**Task 1**:
In the passage on sigmoid calibration, answer these:
(a) Which color marks instances whose true class is class 2?
(b) How many base estimators does the random forest classifier use?
(c) How many training datapoints is the classifier trained on when it becomes overly confident?
**Task 2**: Continue the passage on sigmoid calibration, picking up after its final sentence.

**Document**:
>> Start
The next image illustrates how sigmoid calibration changes predicted
probabilities for a 3-class classification problem. Illustrated is the standard
2-simplex, where the three corners correspond to the three classes. Arrows point
from the probability vectors predicted by an uncalibrated classifier to the
probability vectors predicted by the same classifier after sigmoid calibration
on a hold-out validation set. Colors indicate the true class of an instance
(red: class 1, green: class 2, blue: class 3).

.. figure:: ../auto_examples/calibration/images/sphx_glr_plot_calibration_multiclass_001.png
   :target: ../auto_examples/calibration/plot_calibration_multiclass.html
   :align: center

The base classifier is a random forest classifier with 25 base estimators
(trees). If this classifier is trained on all 800 training datapoints, it is
overly confident in its predictions and thus incurs a large log-loss.
>> End
**Given entries**:
>> Start
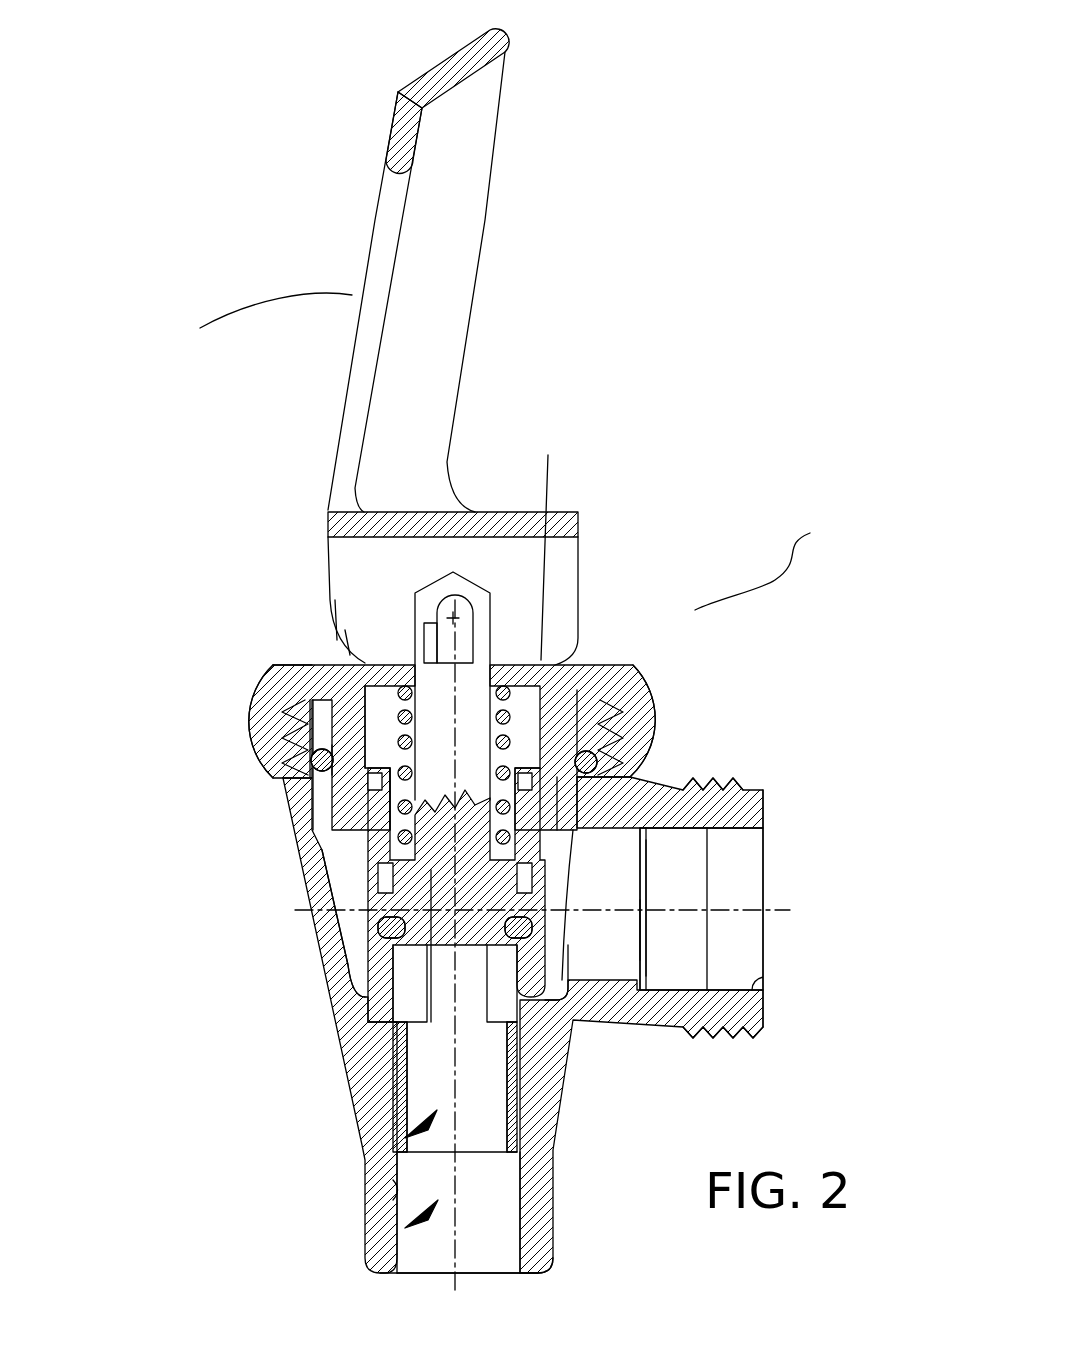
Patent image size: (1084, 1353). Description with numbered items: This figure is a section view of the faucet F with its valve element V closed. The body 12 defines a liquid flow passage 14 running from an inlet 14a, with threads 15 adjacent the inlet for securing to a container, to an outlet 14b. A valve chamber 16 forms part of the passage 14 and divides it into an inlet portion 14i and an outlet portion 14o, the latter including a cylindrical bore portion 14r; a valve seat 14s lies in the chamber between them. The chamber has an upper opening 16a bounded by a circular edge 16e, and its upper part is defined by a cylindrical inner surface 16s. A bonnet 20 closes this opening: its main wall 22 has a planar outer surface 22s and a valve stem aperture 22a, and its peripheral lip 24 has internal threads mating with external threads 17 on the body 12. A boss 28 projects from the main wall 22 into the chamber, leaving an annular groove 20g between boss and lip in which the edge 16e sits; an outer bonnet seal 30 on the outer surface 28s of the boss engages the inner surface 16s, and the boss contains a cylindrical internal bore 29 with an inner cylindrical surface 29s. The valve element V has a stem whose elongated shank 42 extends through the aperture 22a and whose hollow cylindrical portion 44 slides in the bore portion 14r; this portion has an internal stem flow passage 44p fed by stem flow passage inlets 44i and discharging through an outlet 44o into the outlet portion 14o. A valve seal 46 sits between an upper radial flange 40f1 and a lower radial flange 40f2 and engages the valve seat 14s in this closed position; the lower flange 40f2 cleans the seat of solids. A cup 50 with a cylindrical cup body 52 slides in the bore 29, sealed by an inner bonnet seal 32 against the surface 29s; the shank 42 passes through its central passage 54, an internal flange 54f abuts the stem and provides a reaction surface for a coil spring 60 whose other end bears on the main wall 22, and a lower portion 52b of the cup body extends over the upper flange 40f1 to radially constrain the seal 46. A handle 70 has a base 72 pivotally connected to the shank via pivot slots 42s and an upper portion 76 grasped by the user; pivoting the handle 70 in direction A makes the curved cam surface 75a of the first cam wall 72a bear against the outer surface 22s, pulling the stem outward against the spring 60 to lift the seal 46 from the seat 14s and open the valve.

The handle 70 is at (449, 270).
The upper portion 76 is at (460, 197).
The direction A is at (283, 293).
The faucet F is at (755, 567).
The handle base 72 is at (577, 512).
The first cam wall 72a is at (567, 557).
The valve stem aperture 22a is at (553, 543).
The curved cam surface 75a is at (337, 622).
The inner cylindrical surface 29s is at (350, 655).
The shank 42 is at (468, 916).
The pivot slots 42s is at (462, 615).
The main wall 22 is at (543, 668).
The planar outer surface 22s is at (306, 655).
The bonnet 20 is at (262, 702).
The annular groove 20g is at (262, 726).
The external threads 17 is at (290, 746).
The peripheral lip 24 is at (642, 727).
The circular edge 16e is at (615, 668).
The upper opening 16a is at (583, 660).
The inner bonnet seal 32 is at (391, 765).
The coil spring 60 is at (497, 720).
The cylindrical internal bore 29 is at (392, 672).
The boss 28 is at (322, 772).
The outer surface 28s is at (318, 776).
>> End
**Response 1**:
(a) Green
(b) 25
(c) 800

**Response 2**:
Calibrating an identical classifier, which was trained on 600 datapoints, with
method='sigmoid' on the remaining 200 datapoints reduces the confidence of the
predictions, i.e., moves the probability vectors from the edges of the simplex
towards the center:

.. figure:: ../auto_examples/calibration/images/sphx_glr_plot_calibration_multiclass_002.png
   :target: ../auto_examples/calibration/plot_calibration_multiclass.html
   :align: center

This calibration results in a lower log-loss. Note that an alternative would
have been to increase the number of base estimators which would have resulted in
a similar decrease in log-loss.

.. topic:: References:

    * Obtaining calibrated probability estimates from decision trees
      and naive Bayesian classifiers, B. Zadrozny & C. Elkan, ICML 2001

    * Transforming Classifier Scores into Accurate Multiclass
      Probability Estimates, B. Zadrozny & C. Elkan, (KDD 2002)

    * Probabilistic Outputs for Support Vector Machines and Comparisons to
      Regularized Likelihood Methods, J. Platt, (1999)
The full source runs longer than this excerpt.